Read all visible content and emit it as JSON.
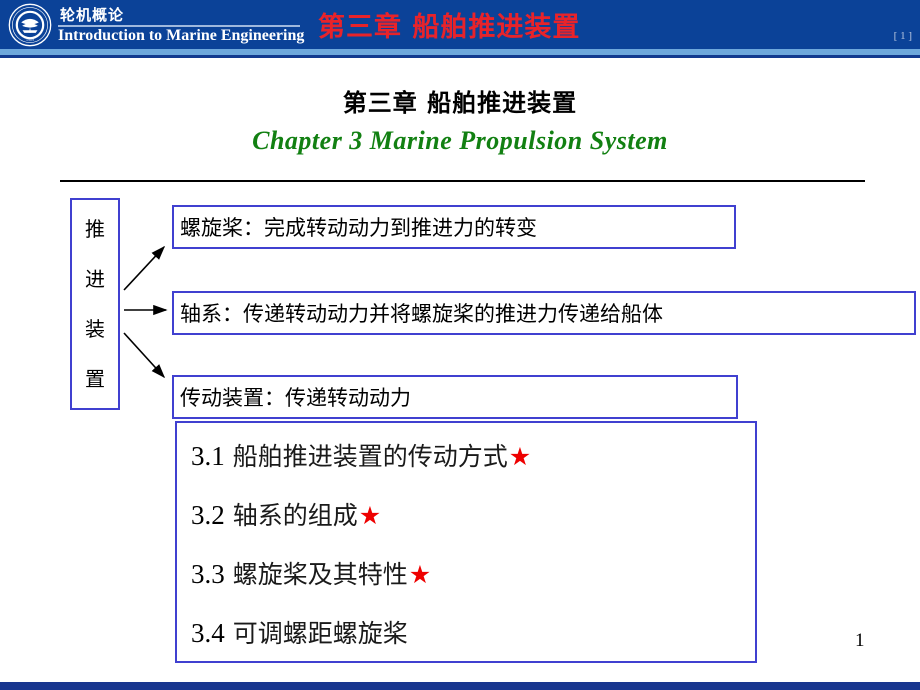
{
  "header": {
    "brand_cn": "轮机概论",
    "brand_en": "Introduction to Marine Engineering",
    "title": "第三章  船舶推进装置",
    "index_marker": "[ 1 ]",
    "logo_icon": "university-seal-icon",
    "bg_color": "#0b4298",
    "title_color": "#e8232a"
  },
  "title": {
    "chinese": "第三章  船舶推进装置",
    "english": "Chapter 3    Marine Propulsion System",
    "english_color": "#128012"
  },
  "diagram": {
    "root_label_chars": [
      "推",
      "进",
      "装",
      "置"
    ],
    "root_label": "推进装置",
    "branches": [
      {
        "text": "螺旋桨：完成转动动力到推进力的转变",
        "arrow": "arrow-up-right"
      },
      {
        "text": "轴系：传递转动动力并将螺旋桨的推进力传递给船体",
        "arrow": "arrow-right"
      },
      {
        "text": "传动装置：传递转动动力",
        "arrow": "arrow-down-right"
      }
    ],
    "border_color": "#4040d0"
  },
  "agenda": {
    "items": [
      {
        "number": "3.1",
        "label": "船舶推进装置的传动方式",
        "starred": true
      },
      {
        "number": "3.2",
        "label": "轴系的组成",
        "starred": true
      },
      {
        "number": "3.3",
        "label": "螺旋桨及其特性",
        "starred": true
      },
      {
        "number": "3.4",
        "label": "可调螺距螺旋桨",
        "starred": false
      }
    ],
    "star_glyph": "★",
    "star_color": "#ee0000"
  },
  "footer": {
    "page_number": "1",
    "bar_color": "#18368f"
  }
}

■ ■ ■ ■

Direction:
Reproduce every record above exactly, but leave out the pictures.

Written reply:
Read all visible content and emit it as JSON.
{
  "header": {
    "brand_cn": "轮机概论",
    "brand_en": "Introduction to Marine Engineering",
    "title": "第三章  船舶推进装置",
    "index_marker": "[ 1 ]",
    "logo_icon": "university-seal-icon",
    "bg_color": "#0b4298",
    "title_color": "#e8232a"
  },
  "title": {
    "chinese": "第三章  船舶推进装置",
    "english": "Chapter 3    Marine Propulsion System",
    "english_color": "#128012"
  },
  "diagram": {
    "root_label_chars": [
      "推",
      "进",
      "装",
      "置"
    ],
    "root_label": "推进装置",
    "branches": [
      {
        "text": "螺旋桨：完成转动动力到推进力的转变",
        "arrow": "arrow-up-right"
      },
      {
        "text": "轴系：传递转动动力并将螺旋桨的推进力传递给船体",
        "arrow": "arrow-right"
      },
      {
        "text": "传动装置：传递转动动力",
        "arrow": "arrow-down-right"
      }
    ],
    "border_color": "#4040d0"
  },
  "agenda": {
    "items": [
      {
        "number": "3.1",
        "label": "船舶推进装置的传动方式",
        "starred": true
      },
      {
        "number": "3.2",
        "label": "轴系的组成",
        "starred": true
      },
      {
        "number": "3.3",
        "label": "螺旋桨及其特性",
        "starred": true
      },
      {
        "number": "3.4",
        "label": "可调螺距螺旋桨",
        "starred": false
      }
    ],
    "star_glyph": "★",
    "star_color": "#ee0000"
  },
  "footer": {
    "page_number": "1",
    "bar_color": "#18368f"
  }
}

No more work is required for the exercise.